- **Data excerpts**
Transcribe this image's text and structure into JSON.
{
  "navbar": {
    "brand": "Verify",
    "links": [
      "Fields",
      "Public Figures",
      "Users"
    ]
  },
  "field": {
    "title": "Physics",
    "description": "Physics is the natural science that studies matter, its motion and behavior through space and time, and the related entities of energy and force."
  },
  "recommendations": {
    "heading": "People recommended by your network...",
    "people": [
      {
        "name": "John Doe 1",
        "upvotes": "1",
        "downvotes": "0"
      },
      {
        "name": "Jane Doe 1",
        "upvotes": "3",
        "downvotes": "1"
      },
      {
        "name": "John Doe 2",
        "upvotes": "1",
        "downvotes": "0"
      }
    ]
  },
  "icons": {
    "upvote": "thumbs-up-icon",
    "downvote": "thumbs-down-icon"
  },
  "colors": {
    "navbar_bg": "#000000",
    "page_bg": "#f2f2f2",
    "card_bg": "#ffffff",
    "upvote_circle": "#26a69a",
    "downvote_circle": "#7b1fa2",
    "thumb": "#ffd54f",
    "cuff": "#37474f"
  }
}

- **TASK DIRECTIONS**
Determine how many lines of the entries above carry the string "name", and give that number alone.

- **WRITTEN RESPONSE**
3